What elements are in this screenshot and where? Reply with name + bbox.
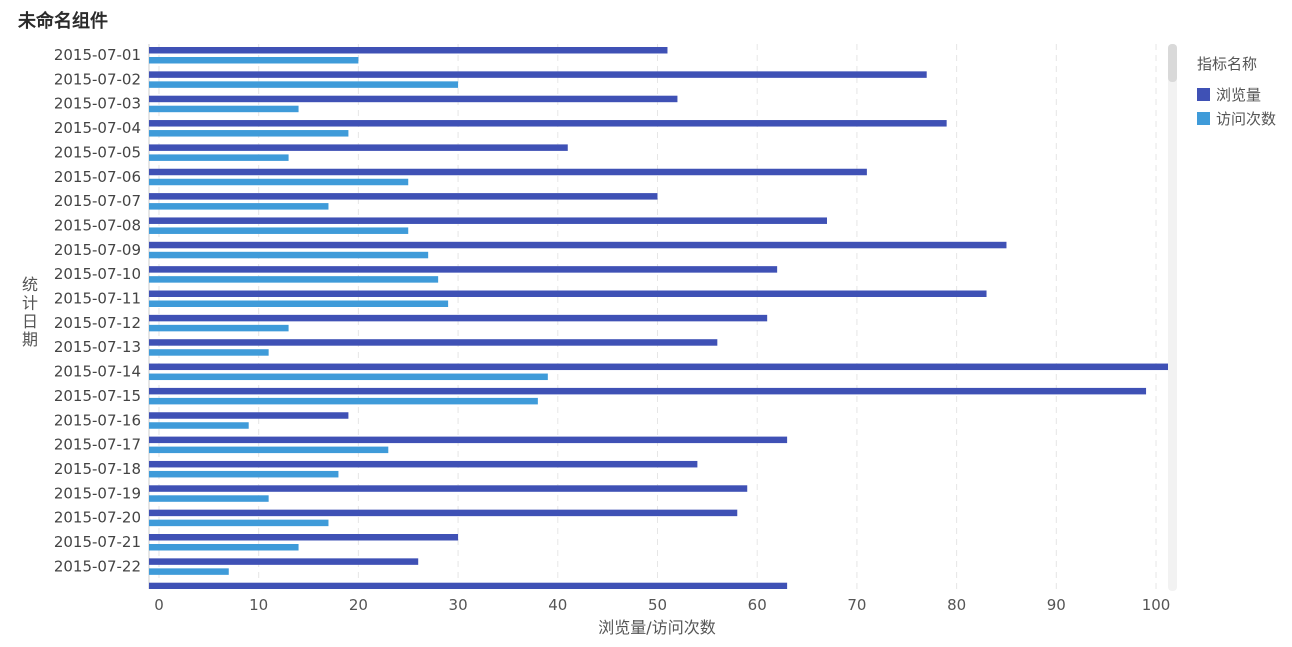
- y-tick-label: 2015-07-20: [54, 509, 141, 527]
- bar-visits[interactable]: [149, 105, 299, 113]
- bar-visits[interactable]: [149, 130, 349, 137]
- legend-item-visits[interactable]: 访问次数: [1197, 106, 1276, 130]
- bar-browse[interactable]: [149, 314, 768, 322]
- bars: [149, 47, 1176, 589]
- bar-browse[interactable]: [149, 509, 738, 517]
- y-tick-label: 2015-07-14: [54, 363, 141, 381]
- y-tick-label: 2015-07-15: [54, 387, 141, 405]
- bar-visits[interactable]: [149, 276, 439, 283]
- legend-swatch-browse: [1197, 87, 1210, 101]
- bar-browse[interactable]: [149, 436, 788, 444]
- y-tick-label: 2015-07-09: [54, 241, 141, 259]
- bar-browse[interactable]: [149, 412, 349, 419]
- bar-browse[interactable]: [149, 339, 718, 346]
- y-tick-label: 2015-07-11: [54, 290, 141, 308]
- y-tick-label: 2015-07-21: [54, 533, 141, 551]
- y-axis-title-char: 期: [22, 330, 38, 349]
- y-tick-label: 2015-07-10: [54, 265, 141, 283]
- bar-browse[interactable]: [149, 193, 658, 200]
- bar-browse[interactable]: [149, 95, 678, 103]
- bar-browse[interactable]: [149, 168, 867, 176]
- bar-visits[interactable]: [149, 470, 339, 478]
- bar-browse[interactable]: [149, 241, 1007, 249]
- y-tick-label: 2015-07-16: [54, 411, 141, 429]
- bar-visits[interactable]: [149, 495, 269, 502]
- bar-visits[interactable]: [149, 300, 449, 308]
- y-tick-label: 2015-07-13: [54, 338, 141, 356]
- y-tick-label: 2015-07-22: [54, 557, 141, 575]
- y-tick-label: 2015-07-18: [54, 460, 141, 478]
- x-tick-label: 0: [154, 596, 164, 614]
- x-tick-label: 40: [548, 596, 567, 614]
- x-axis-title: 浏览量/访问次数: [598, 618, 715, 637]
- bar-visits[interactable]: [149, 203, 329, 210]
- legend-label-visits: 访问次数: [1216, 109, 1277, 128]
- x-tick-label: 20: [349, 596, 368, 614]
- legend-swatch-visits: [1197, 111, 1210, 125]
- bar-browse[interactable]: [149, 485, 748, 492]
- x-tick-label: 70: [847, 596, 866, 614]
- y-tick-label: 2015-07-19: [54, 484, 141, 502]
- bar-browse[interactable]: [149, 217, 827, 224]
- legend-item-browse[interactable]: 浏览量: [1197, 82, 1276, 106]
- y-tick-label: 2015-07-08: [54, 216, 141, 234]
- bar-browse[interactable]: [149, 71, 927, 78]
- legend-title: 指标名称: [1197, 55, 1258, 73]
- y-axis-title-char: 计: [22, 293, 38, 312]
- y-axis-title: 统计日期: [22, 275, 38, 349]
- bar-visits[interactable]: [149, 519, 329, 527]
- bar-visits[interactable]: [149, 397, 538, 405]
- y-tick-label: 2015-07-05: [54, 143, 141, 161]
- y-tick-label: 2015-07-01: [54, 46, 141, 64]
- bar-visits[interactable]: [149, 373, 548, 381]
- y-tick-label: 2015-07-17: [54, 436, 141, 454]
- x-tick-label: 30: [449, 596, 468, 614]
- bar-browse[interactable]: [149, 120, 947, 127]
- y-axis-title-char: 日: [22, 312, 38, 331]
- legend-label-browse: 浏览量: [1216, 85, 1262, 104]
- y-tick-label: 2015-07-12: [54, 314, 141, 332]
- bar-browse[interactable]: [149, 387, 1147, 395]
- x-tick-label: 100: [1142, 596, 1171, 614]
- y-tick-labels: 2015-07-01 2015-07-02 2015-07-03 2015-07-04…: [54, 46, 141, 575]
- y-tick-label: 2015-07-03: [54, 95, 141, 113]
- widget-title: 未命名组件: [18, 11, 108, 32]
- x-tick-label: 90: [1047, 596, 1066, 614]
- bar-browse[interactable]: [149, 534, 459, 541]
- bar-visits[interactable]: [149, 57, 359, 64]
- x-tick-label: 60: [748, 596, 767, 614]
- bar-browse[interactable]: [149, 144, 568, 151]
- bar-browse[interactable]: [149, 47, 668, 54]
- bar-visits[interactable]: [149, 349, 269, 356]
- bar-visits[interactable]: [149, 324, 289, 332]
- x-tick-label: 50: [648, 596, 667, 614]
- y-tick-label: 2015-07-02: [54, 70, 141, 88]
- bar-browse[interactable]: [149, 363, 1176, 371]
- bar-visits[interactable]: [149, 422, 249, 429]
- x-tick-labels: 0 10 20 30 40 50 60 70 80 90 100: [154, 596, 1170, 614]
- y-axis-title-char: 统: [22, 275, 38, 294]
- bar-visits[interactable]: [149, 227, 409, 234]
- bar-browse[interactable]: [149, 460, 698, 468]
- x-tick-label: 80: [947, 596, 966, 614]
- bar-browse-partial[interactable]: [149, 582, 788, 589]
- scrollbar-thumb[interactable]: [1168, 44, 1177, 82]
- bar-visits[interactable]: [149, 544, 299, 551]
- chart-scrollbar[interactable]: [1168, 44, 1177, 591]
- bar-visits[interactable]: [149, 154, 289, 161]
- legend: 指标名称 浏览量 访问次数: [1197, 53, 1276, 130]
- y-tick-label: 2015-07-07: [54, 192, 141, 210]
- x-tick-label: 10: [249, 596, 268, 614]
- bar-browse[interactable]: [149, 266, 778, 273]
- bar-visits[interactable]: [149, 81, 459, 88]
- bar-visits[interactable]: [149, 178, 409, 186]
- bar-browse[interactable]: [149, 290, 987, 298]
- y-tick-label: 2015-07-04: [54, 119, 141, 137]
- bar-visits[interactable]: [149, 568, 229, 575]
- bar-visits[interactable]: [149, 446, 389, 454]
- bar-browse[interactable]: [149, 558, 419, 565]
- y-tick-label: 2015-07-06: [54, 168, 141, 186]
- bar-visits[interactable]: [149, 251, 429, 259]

§

## Set problem
Reproduce all of the rows above character for character, leaving out the picture.

## Response for this exercise
What elements are in this screenshot and where? Reply with name + bbox.
- y-tick-label: 2015-07-20: [54, 509, 141, 527]
- bar-visits[interactable]: [149, 105, 299, 113]
- bar-visits[interactable]: [149, 130, 349, 137]
- legend-item-visits[interactable]: 访问次数: [1197, 106, 1276, 130]
- bar-browse[interactable]: [149, 314, 768, 322]
- bars: [149, 47, 1176, 589]
- bar-browse[interactable]: [149, 509, 738, 517]
- y-tick-label: 2015-07-14: [54, 363, 141, 381]
- y-tick-label: 2015-07-15: [54, 387, 141, 405]
- bar-visits[interactable]: [149, 276, 439, 283]
- legend-swatch-browse: [1197, 87, 1210, 101]
- bar-browse[interactable]: [149, 436, 788, 444]
- y-tick-label: 2015-07-09: [54, 241, 141, 259]
- bar-browse[interactable]: [149, 412, 349, 419]
- bar-browse[interactable]: [149, 339, 718, 346]
- y-tick-label: 2015-07-11: [54, 290, 141, 308]
- y-tick-label: 2015-07-21: [54, 533, 141, 551]
- y-axis-title-char: 期: [22, 330, 38, 349]
- y-tick-label: 2015-07-10: [54, 265, 141, 283]
- bar-browse[interactable]: [149, 193, 658, 200]
- bar-browse[interactable]: [149, 95, 678, 103]
- bar-browse[interactable]: [149, 168, 867, 176]
- bar-visits[interactable]: [149, 470, 339, 478]
- bar-browse[interactable]: [149, 241, 1007, 249]
- y-tick-label: 2015-07-16: [54, 411, 141, 429]
- bar-visits[interactable]: [149, 495, 269, 502]
- bar-visits[interactable]: [149, 300, 449, 308]
- y-tick-label: 2015-07-13: [54, 338, 141, 356]
- y-tick-label: 2015-07-22: [54, 557, 141, 575]
- y-tick-label: 2015-07-18: [54, 460, 141, 478]
- x-tick-label: 0: [154, 596, 164, 614]
- x-tick-label: 40: [548, 596, 567, 614]
- x-axis-title: 浏览量/访问次数: [598, 618, 715, 637]
- bar-visits[interactable]: [149, 203, 329, 210]
- legend-label-visits: 访问次数: [1216, 109, 1277, 128]
- x-tick-label: 20: [349, 596, 368, 614]
- legend-swatch-visits: [1197, 111, 1210, 125]
- bar-browse[interactable]: [149, 485, 748, 492]
- x-tick-label: 70: [847, 596, 866, 614]
- y-tick-label: 2015-07-19: [54, 484, 141, 502]
- bar-browse[interactable]: [149, 217, 827, 224]
- legend-item-browse[interactable]: 浏览量: [1197, 82, 1276, 106]
- y-tick-label: 2015-07-08: [54, 216, 141, 234]
- bar-browse[interactable]: [149, 71, 927, 78]
- legend-title: 指标名称: [1197, 55, 1258, 73]
- y-axis-title-char: 计: [22, 293, 38, 312]
- y-axis-title: 统计日期: [22, 275, 38, 349]
- bar-visits[interactable]: [149, 519, 329, 527]
- bar-visits[interactable]: [149, 397, 538, 405]
- y-tick-label: 2015-07-05: [54, 143, 141, 161]
- y-tick-label: 2015-07-01: [54, 46, 141, 64]
- bar-visits[interactable]: [149, 373, 548, 381]
- y-tick-label: 2015-07-17: [54, 436, 141, 454]
- x-tick-label: 30: [449, 596, 468, 614]
- bar-browse[interactable]: [149, 120, 947, 127]
- y-axis-title-char: 日: [22, 312, 38, 331]
- legend-label-browse: 浏览量: [1216, 85, 1262, 104]
- y-tick-label: 2015-07-12: [54, 314, 141, 332]
- bar-browse[interactable]: [149, 387, 1147, 395]
- x-tick-label: 100: [1142, 596, 1171, 614]
- y-tick-labels: 2015-07-01 2015-07-02 2015-07-03 2015-07-04…: [54, 46, 141, 575]
- y-tick-label: 2015-07-03: [54, 95, 141, 113]
- widget-title: 未命名组件: [18, 11, 108, 32]
- x-tick-label: 90: [1047, 596, 1066, 614]
- bar-browse[interactable]: [149, 534, 459, 541]
- bar-visits[interactable]: [149, 57, 359, 64]
- x-tick-label: 60: [748, 596, 767, 614]
- bar-browse[interactable]: [149, 144, 568, 151]
- bar-browse[interactable]: [149, 47, 668, 54]
- bar-visits[interactable]: [149, 349, 269, 356]
- bar-visits[interactable]: [149, 324, 289, 332]
- x-tick-label: 50: [648, 596, 667, 614]
- y-tick-label: 2015-07-02: [54, 70, 141, 88]
- bar-browse[interactable]: [149, 363, 1176, 371]
- bar-visits[interactable]: [149, 422, 249, 429]
- x-tick-labels: 0 10 20 30 40 50 60 70 80 90 100: [154, 596, 1170, 614]
- y-axis-title-char: 统: [22, 275, 38, 294]
- bar-visits[interactable]: [149, 227, 409, 234]
- bar-browse[interactable]: [149, 460, 698, 468]
- x-tick-label: 80: [947, 596, 966, 614]
- bar-browse-partial[interactable]: [149, 582, 788, 589]
- scrollbar-thumb[interactable]: [1168, 44, 1177, 82]
- bar-visits[interactable]: [149, 544, 299, 551]
- chart-scrollbar[interactable]: [1168, 44, 1177, 591]
- bar-visits[interactable]: [149, 154, 289, 161]
- legend: 指标名称 浏览量 访问次数: [1197, 53, 1276, 130]
- y-tick-label: 2015-07-07: [54, 192, 141, 210]
- x-tick-label: 10: [249, 596, 268, 614]
- bar-browse[interactable]: [149, 266, 778, 273]
- bar-visits[interactable]: [149, 81, 459, 88]
- bar-visits[interactable]: [149, 178, 409, 186]
- bar-browse[interactable]: [149, 290, 987, 298]
- y-tick-label: 2015-07-04: [54, 119, 141, 137]
- bar-visits[interactable]: [149, 568, 229, 575]
- bar-visits[interactable]: [149, 446, 389, 454]
- bar-browse[interactable]: [149, 558, 419, 565]
- y-tick-label: 2015-07-06: [54, 168, 141, 186]
- bar-visits[interactable]: [149, 251, 429, 259]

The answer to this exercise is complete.